The task
Find the lines with the string "Дана" and return them.

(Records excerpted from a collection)
========================================

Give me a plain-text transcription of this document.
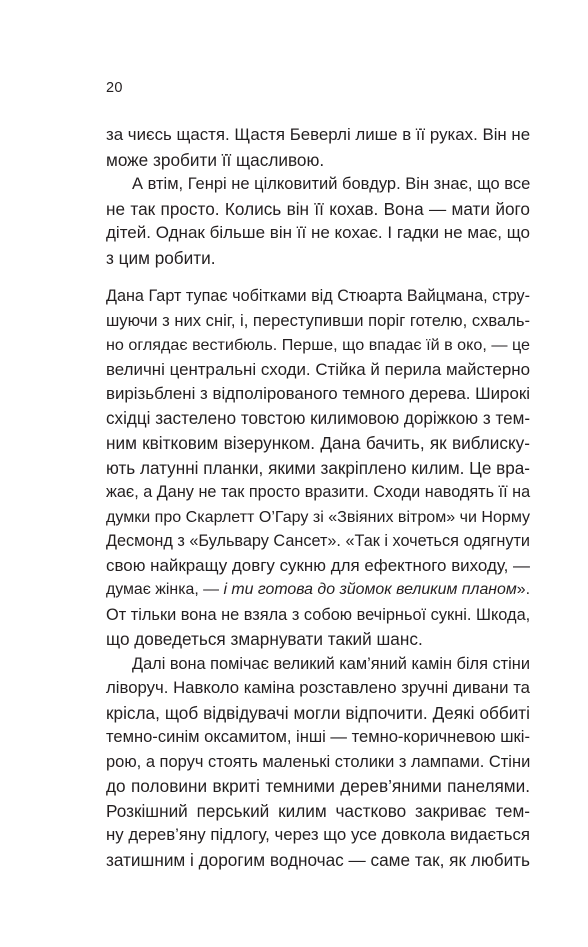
20
за чиєсь щастя. Щастя Беверлі лише в її руках. Він не
може зробити її щасливою.
А втім, Генрі не цілковитий бовдур. Він знає, що все
не так просто. Колись він її кохав. Вона — мати його
дітей. Однак більше він її не кохає. І гадки не має, що
з цим робити.
Дана Гарт тупає чобітками від Стюарта Вайцмана, стру-
шуючи з них сніг, і, переступивши поріг готелю, схваль-
но оглядає вестибюль. Перше, що впадає їй в око, — це
величні центральні сходи. Стійка й перила майстерно
вирізьблені з відполірованого темного дерева. Широкі
східці застелено товстою килимовою доріжкою з тем-
ним квітковим візерунком. Дана бачить, як виблиску-
ють латунні планки, якими закріплено килим. Це вра-
жає, а Дану не так просто вразити. Сходи наводять її на
думки про Скарлетт О’Гару зі «Звіяних вітром» чи Норму
Десмонд з «Бульвару Сансет». «Так і хочеться одягнути
свою найкращу довгу сукню для ефектного виходу, —
думає жінка, — і ти готова до зйомок великим планом».
От тільки вона не взяла з собою вечірньої сукні. Шкода,
що доведеться змарнувати такий шанс.
Далі вона помічає великий кам’яний камін біля стіни
ліворуч. Навколо каміна розставлено зручні дивани та
крісла, щоб відвідувачі могли відпочити. Деякі оббиті
темно-синім оксамитом, інші — темно-коричневою шкі-
рою, а поруч стоять маленькі столики з лампами. Стіни
до половини вкриті темними дерев’яними панелями.
Розкішний перський килим частково закриває тем-
ну дерев’яну підлогу, через що усе довкола видається
затишним і дорогим водночас — саме так, як любить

========================================

Exercise solution
Дана Гарт тупає чобітками від Стюарта Вайцмана, стру-
ним квітковим візерунком. Дана бачить, як виблиску-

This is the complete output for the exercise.